_What is required:_ Copy out all the lines where "fundos" shows up.

[Dataset entries]
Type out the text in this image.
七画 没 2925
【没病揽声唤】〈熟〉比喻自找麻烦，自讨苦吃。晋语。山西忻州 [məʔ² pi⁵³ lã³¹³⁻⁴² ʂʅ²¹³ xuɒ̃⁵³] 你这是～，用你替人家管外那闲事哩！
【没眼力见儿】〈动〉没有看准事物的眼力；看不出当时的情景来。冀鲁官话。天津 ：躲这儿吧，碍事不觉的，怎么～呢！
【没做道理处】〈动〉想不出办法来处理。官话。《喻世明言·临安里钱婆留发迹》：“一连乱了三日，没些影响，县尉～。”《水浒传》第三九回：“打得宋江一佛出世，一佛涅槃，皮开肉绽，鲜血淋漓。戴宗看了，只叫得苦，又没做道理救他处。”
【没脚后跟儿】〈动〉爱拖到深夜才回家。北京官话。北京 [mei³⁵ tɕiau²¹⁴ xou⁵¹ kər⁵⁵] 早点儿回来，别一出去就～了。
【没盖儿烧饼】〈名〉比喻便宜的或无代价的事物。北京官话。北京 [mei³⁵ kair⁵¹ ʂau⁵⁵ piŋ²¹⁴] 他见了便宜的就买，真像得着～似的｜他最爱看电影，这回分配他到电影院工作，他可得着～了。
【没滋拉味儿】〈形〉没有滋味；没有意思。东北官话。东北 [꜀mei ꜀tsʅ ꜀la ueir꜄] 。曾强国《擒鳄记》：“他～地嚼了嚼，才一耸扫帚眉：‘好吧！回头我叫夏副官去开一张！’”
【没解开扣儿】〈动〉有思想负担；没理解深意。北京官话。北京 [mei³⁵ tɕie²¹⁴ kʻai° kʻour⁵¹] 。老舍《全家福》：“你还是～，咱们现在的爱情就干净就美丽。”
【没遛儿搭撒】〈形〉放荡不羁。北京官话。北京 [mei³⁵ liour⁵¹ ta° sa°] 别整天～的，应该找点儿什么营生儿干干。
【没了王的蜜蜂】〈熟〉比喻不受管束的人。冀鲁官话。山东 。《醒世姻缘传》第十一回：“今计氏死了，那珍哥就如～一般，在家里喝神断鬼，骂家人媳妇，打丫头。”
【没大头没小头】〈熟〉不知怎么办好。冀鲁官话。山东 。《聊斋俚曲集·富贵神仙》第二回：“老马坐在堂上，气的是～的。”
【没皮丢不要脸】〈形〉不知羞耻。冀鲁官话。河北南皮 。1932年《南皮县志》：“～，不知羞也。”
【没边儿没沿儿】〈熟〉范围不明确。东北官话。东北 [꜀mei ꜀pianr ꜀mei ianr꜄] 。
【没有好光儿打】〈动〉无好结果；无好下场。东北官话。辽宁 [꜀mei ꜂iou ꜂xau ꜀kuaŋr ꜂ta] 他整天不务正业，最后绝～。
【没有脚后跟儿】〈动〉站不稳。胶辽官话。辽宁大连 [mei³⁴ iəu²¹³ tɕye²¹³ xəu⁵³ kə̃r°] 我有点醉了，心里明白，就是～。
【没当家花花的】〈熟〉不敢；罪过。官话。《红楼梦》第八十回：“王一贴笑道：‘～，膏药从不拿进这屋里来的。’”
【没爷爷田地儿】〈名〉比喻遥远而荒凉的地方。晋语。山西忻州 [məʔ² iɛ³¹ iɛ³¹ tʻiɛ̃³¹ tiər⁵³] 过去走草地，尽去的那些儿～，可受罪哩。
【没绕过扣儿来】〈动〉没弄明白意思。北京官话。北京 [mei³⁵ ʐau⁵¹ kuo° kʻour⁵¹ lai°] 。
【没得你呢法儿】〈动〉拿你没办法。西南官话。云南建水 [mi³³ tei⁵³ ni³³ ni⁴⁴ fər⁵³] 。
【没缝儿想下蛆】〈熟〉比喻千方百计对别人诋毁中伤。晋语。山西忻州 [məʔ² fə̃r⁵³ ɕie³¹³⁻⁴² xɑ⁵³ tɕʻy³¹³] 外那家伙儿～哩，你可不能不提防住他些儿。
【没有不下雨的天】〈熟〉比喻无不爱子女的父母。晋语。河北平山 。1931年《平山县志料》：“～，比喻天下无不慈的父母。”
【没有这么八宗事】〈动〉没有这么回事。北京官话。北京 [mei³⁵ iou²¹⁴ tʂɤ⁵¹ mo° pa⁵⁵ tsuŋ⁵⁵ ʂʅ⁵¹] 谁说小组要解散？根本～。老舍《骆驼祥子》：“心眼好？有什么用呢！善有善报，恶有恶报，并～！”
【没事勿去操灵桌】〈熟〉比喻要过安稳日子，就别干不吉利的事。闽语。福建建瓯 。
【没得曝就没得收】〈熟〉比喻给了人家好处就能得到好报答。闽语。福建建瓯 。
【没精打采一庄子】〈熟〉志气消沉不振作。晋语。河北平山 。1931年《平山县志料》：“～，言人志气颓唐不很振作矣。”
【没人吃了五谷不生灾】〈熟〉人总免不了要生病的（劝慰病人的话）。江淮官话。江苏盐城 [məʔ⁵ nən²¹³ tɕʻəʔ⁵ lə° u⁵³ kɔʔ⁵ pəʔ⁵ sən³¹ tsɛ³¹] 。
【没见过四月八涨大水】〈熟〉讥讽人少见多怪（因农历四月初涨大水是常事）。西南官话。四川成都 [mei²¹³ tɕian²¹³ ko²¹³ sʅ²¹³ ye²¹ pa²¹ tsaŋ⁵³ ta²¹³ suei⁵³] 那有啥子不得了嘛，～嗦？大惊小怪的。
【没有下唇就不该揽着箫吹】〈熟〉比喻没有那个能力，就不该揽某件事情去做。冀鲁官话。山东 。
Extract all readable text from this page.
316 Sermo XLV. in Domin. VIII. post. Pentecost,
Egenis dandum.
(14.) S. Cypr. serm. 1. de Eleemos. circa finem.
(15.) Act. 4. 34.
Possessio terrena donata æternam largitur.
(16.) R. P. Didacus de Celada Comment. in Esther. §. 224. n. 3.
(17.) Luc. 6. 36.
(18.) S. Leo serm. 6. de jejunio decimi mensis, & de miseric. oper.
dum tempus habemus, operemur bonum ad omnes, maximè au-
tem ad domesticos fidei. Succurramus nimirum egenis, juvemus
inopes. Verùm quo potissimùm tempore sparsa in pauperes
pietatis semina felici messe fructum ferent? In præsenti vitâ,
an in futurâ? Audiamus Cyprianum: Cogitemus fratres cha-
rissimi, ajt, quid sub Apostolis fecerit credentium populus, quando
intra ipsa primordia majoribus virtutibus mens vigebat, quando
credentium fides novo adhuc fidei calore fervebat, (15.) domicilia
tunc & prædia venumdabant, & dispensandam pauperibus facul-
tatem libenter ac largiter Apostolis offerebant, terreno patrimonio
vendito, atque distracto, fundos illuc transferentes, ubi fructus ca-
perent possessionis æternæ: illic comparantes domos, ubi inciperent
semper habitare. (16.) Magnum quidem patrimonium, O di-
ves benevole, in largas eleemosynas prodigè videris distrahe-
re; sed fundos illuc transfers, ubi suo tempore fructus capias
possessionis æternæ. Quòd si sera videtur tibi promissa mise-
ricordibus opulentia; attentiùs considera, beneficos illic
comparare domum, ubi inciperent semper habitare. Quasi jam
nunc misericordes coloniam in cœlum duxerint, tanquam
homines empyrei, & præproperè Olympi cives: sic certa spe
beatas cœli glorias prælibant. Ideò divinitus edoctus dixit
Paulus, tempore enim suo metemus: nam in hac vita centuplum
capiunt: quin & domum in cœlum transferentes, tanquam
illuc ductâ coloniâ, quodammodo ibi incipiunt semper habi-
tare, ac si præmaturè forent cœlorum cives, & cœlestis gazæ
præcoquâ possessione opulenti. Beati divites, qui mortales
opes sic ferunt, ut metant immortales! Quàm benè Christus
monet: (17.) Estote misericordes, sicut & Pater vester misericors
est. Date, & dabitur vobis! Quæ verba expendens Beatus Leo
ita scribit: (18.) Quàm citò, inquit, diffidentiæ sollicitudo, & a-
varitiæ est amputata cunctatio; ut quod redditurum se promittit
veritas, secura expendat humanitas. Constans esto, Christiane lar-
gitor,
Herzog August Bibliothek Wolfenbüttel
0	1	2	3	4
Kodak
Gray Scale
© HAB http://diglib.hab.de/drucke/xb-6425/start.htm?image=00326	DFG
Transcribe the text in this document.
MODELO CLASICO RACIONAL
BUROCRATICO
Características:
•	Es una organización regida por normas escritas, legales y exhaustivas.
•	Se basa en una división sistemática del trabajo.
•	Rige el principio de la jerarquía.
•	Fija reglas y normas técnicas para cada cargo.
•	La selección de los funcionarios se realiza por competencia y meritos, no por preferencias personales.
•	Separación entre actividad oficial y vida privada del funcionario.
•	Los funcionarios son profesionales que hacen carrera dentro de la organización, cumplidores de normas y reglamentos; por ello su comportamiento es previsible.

_Correct output:_
vendito, atque distracto, fundos illuc transferentes, ubi fructus ca-
re; sed fundos illuc transfers, ubi suo tempore fructus capias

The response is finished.